• [Recorded data]:
>> BEGIN

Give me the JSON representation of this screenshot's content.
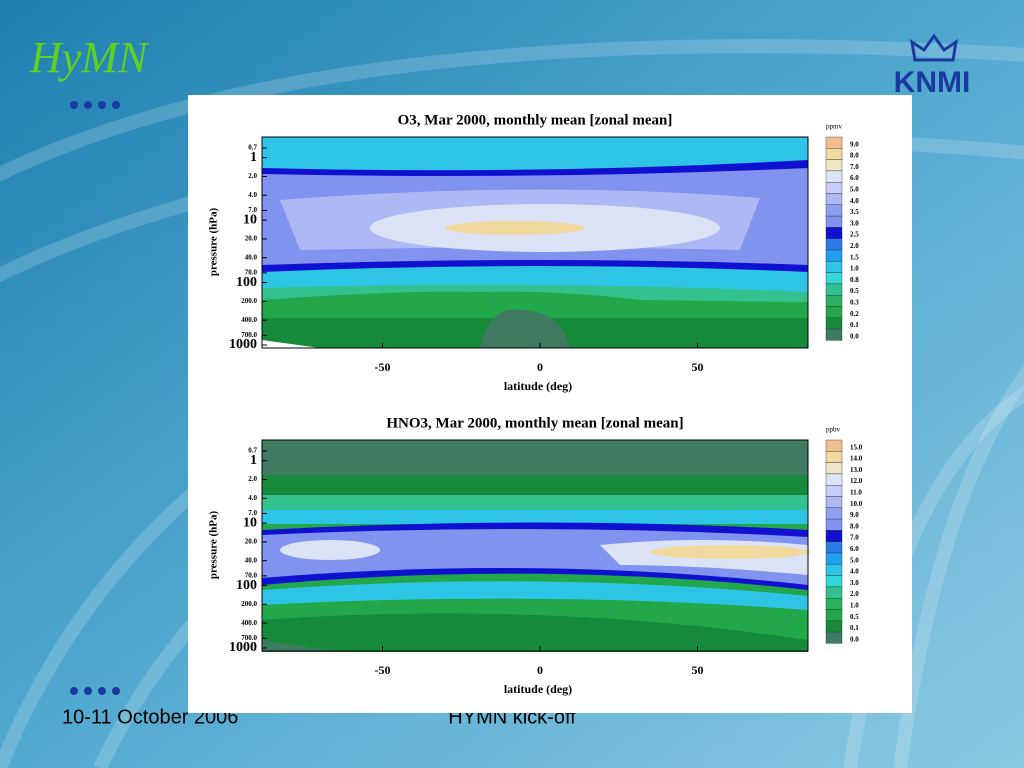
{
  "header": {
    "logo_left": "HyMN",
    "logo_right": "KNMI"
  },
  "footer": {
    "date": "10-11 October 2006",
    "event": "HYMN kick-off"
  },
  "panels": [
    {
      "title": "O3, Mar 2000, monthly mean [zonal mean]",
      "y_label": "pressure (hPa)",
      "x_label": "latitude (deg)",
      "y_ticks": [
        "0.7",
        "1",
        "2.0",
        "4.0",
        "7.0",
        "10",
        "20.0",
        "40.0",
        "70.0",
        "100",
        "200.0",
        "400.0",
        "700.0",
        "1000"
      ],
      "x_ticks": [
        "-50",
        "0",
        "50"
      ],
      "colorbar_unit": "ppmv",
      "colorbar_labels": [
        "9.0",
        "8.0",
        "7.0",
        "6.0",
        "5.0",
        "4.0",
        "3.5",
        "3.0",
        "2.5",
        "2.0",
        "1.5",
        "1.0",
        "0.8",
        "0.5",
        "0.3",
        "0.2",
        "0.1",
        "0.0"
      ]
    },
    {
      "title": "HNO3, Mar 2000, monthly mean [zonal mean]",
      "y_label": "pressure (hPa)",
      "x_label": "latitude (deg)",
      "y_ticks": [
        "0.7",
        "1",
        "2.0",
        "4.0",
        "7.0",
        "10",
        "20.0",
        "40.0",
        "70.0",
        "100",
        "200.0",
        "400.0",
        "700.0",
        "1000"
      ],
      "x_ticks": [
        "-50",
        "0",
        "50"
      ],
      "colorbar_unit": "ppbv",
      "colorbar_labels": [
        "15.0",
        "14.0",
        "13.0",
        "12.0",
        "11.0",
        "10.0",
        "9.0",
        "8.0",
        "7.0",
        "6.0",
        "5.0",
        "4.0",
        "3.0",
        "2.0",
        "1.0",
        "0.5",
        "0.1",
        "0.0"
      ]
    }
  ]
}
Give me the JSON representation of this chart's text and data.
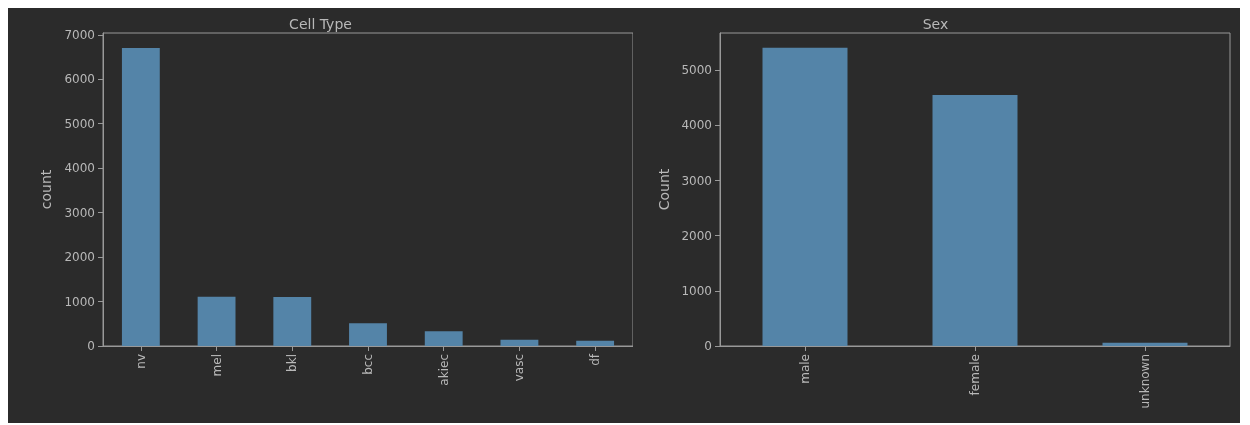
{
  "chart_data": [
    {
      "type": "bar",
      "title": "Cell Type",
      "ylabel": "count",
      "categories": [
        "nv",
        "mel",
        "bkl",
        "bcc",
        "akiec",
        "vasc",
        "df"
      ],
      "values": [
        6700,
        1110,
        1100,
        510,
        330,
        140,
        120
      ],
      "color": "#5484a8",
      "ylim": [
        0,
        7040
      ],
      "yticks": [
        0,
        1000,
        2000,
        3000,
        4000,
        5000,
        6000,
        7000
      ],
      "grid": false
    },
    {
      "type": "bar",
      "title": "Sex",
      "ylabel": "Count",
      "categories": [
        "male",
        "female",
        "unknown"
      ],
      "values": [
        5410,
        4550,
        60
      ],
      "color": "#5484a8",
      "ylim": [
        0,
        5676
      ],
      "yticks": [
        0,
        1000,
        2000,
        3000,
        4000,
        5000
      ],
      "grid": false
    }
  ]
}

>> END
>> BEGIN

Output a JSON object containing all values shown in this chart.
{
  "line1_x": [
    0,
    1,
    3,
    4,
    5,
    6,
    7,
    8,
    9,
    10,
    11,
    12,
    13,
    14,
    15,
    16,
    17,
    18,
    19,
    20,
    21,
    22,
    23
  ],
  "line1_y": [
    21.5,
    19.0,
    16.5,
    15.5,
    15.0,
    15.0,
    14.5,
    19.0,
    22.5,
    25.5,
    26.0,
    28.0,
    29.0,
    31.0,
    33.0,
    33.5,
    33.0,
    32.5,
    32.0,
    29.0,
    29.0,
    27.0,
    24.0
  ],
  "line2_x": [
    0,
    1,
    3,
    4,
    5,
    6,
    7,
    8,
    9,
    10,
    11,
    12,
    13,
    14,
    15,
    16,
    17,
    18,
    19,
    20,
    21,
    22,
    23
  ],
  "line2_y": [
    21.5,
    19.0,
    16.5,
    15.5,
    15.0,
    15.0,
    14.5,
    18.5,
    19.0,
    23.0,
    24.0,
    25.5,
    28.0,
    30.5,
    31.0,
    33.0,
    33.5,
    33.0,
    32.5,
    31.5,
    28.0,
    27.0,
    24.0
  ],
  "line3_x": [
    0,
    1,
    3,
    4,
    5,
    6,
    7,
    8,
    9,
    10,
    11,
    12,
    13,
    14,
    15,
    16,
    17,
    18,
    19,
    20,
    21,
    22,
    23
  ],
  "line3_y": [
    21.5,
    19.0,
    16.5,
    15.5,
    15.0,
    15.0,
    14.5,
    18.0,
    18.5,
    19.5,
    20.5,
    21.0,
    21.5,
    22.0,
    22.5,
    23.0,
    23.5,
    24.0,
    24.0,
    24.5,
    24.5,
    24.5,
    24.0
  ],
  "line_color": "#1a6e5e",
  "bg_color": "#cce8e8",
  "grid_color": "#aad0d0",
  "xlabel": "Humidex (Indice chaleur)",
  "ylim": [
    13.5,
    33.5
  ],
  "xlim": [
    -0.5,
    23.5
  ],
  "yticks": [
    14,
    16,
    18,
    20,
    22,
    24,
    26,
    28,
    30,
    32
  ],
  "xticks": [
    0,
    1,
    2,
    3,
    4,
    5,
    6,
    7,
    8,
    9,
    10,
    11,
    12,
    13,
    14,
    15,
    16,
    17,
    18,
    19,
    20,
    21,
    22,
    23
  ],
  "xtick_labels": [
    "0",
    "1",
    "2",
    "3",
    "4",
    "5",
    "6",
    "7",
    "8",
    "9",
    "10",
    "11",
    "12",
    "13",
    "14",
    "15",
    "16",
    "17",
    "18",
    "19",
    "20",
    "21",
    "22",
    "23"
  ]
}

>> END

• [Exercise]: State how many lines in the records above contain the word "Give", giving only the number.

• [Correct answer]: 2